## REQUEST
Return the listing word for word, as given.

Entries from a dataset:
○ ○ ○ ○

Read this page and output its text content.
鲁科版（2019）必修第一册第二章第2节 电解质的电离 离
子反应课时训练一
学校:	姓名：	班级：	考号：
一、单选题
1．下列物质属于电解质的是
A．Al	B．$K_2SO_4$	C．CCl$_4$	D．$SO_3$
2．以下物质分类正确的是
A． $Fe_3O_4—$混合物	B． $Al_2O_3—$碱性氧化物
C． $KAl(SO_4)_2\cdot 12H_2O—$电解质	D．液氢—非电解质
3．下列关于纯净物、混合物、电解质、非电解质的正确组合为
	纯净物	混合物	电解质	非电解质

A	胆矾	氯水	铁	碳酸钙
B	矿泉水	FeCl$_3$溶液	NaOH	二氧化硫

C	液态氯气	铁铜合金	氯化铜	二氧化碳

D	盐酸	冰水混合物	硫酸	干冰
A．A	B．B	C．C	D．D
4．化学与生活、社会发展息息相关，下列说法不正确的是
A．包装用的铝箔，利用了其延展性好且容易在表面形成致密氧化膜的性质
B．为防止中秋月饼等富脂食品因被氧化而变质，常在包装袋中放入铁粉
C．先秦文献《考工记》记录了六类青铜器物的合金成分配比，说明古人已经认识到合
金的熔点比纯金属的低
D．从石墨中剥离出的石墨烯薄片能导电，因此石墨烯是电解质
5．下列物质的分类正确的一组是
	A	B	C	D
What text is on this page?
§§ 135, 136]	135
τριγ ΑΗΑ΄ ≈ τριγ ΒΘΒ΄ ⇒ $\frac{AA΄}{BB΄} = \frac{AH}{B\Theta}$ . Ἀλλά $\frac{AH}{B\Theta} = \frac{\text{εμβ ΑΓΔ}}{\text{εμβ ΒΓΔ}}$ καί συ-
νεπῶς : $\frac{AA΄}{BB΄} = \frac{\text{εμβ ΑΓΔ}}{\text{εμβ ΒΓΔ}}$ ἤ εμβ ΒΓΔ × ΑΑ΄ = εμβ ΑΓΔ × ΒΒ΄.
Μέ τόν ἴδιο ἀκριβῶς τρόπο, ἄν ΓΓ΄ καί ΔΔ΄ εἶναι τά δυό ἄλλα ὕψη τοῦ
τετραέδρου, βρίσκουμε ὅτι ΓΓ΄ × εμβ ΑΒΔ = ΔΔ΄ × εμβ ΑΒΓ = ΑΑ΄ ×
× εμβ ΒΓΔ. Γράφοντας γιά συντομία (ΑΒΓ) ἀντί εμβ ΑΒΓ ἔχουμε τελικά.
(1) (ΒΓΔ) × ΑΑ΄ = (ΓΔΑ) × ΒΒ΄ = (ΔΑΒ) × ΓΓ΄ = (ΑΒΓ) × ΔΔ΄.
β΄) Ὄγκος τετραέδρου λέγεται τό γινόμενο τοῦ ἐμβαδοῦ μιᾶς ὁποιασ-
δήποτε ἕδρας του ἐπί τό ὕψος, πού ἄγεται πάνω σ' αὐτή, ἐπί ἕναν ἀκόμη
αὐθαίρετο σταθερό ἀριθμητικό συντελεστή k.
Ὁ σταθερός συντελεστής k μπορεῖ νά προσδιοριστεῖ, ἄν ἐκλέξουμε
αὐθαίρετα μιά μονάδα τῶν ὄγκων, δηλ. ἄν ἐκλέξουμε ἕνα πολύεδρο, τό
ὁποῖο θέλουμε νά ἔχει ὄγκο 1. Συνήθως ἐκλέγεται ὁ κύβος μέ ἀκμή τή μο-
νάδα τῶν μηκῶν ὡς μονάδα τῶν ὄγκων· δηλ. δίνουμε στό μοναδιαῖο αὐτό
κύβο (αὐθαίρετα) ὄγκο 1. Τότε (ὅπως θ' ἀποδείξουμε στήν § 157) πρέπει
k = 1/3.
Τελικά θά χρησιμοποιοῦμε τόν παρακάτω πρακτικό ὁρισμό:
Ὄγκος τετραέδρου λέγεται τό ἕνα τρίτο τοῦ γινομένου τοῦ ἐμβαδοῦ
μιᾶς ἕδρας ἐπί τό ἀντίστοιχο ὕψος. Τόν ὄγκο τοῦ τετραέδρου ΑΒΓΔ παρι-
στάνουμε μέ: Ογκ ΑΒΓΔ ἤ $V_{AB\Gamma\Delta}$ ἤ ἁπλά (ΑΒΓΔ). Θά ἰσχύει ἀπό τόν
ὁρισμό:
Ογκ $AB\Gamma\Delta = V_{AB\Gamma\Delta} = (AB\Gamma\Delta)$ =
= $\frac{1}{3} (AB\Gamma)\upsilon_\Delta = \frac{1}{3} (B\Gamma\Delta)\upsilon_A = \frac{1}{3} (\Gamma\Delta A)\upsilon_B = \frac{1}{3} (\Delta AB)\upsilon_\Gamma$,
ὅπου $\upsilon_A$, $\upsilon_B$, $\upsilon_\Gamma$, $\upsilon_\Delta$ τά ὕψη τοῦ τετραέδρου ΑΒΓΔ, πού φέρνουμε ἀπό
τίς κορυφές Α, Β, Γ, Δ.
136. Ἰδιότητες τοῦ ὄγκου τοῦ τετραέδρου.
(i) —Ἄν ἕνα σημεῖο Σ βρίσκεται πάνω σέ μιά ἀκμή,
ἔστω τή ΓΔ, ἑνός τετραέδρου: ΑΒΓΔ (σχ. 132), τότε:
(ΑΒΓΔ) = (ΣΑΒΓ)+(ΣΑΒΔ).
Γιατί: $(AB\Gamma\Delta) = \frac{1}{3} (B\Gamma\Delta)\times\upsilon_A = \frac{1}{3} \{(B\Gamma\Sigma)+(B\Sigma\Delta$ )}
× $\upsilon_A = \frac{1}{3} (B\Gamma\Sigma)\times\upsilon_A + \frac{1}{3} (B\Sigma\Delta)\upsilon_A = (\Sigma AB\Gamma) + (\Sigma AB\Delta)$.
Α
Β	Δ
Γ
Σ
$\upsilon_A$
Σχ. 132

○ ○ ○ ○

## THE RESULT
Read this page and output its text content.
鲁科版（2019）必修第一册第二章第2节 电解质的电离 离
子反应课时训练一
学校:	姓名：	班级：	考号：
一、单选题
1．下列物质属于电解质的是
A．Al	B．$K_2SO_4$	C．CCl$_4$	D．$SO_3$
2．以下物质分类正确的是
A． $Fe_3O_4—$混合物	B． $Al_2O_3—$碱性氧化物
C． $KAl(SO_4)_2\cdot 12H_2O—$电解质	D．液氢—非电解质
3．下列关于纯净物、混合物、电解质、非电解质的正确组合为
	纯净物	混合物	电解质	非电解质

A	胆矾	氯水	铁	碳酸钙
B	矿泉水	FeCl$_3$溶液	NaOH	二氧化硫

C	液态氯气	铁铜合金	氯化铜	二氧化碳

D	盐酸	冰水混合物	硫酸	干冰
A．A	B．B	C．C	D．D
4．化学与生活、社会发展息息相关，下列说法不正确的是
A．包装用的铝箔，利用了其延展性好且容易在表面形成致密氧化膜的性质
B．为防止中秋月饼等富脂食品因被氧化而变质，常在包装袋中放入铁粉
C．先秦文献《考工记》记录了六类青铜器物的合金成分配比，说明古人已经认识到合
金的熔点比纯金属的低
D．从石墨中剥离出的石墨烯薄片能导电，因此石墨烯是电解质
5．下列物质的分类正确的一组是
	A	B	C	D
What text is on this page?
§§ 135, 136]	135
τριγ ΑΗΑ΄ ≈ τριγ ΒΘΒ΄ ⇒ $\frac{AA΄}{BB΄} = \frac{AH}{B\Theta}$ . Ἀλλά $\frac{AH}{B\Theta} = \frac{\text{εμβ ΑΓΔ}}{\text{εμβ ΒΓΔ}}$ καί συ-
νεπῶς : $\frac{AA΄}{BB΄} = \frac{\text{εμβ ΑΓΔ}}{\text{εμβ ΒΓΔ}}$ ἤ εμβ ΒΓΔ × ΑΑ΄ = εμβ ΑΓΔ × ΒΒ΄.
Μέ τόν ἴδιο ἀκριβῶς τρόπο, ἄν ΓΓ΄ καί ΔΔ΄ εἶναι τά δυό ἄλλα ὕψη τοῦ
τετραέδρου, βρίσκουμε ὅτι ΓΓ΄ × εμβ ΑΒΔ = ΔΔ΄ × εμβ ΑΒΓ = ΑΑ΄ ×
× εμβ ΒΓΔ. Γράφοντας γιά συντομία (ΑΒΓ) ἀντί εμβ ΑΒΓ ἔχουμε τελικά.
(1) (ΒΓΔ) × ΑΑ΄ = (ΓΔΑ) × ΒΒ΄ = (ΔΑΒ) × ΓΓ΄ = (ΑΒΓ) × ΔΔ΄.
β΄) Ὄγκος τετραέδρου λέγεται τό γινόμενο τοῦ ἐμβαδοῦ μιᾶς ὁποιασ-
δήποτε ἕδρας του ἐπί τό ὕψος, πού ἄγεται πάνω σ' αὐτή, ἐπί ἕναν ἀκόμη
αὐθαίρετο σταθερό ἀριθμητικό συντελεστή k.
Ὁ σταθερός συντελεστής k μπορεῖ νά προσδιοριστεῖ, ἄν ἐκλέξουμε
αὐθαίρετα μιά μονάδα τῶν ὄγκων, δηλ. ἄν ἐκλέξουμε ἕνα πολύεδρο, τό
ὁποῖο θέλουμε νά ἔχει ὄγκο 1. Συνήθως ἐκλέγεται ὁ κύβος μέ ἀκμή τή μο-
νάδα τῶν μηκῶν ὡς μονάδα τῶν ὄγκων· δηλ. δίνουμε στό μοναδιαῖο αὐτό
κύβο (αὐθαίρετα) ὄγκο 1. Τότε (ὅπως θ' ἀποδείξουμε στήν § 157) πρέπει
k = 1/3.
Τελικά θά χρησιμοποιοῦμε τόν παρακάτω πρακτικό ὁρισμό:
Ὄγκος τετραέδρου λέγεται τό ἕνα τρίτο τοῦ γινομένου τοῦ ἐμβαδοῦ
μιᾶς ἕδρας ἐπί τό ἀντίστοιχο ὕψος. Τόν ὄγκο τοῦ τετραέδρου ΑΒΓΔ παρι-
στάνουμε μέ: Ογκ ΑΒΓΔ ἤ $V_{AB\Gamma\Delta}$ ἤ ἁπλά (ΑΒΓΔ). Θά ἰσχύει ἀπό τόν
ὁρισμό:
Ογκ $AB\Gamma\Delta = V_{AB\Gamma\Delta} = (AB\Gamma\Delta)$ =
= $\frac{1}{3} (AB\Gamma)\upsilon_\Delta = \frac{1}{3} (B\Gamma\Delta)\upsilon_A = \frac{1}{3} (\Gamma\Delta A)\upsilon_B = \frac{1}{3} (\Delta AB)\upsilon_\Gamma$,
ὅπου $\upsilon_A$, $\upsilon_B$, $\upsilon_\Gamma$, $\upsilon_\Delta$ τά ὕψη τοῦ τετραέδρου ΑΒΓΔ, πού φέρνουμε ἀπό
τίς κορυφές Α, Β, Γ, Δ.
136. Ἰδιότητες τοῦ ὄγκου τοῦ τετραέδρου.
(i) —Ἄν ἕνα σημεῖο Σ βρίσκεται πάνω σέ μιά ἀκμή,
ἔστω τή ΓΔ, ἑνός τετραέδρου: ΑΒΓΔ (σχ. 132), τότε:
(ΑΒΓΔ) = (ΣΑΒΓ)+(ΣΑΒΔ).
Γιατί: $(AB\Gamma\Delta) = \frac{1}{3} (B\Gamma\Delta)\times\upsilon_A = \frac{1}{3} \{(B\Gamma\Sigma)+(B\Sigma\Delta$ )}
× $\upsilon_A = \frac{1}{3} (B\Gamma\Sigma)\times\upsilon_A + \frac{1}{3} (B\Sigma\Delta)\upsilon_A = (\Sigma AB\Gamma) + (\Sigma AB\Delta)$.
Α
Β	Δ
Γ
Σ
$\upsilon_A$
Σχ. 132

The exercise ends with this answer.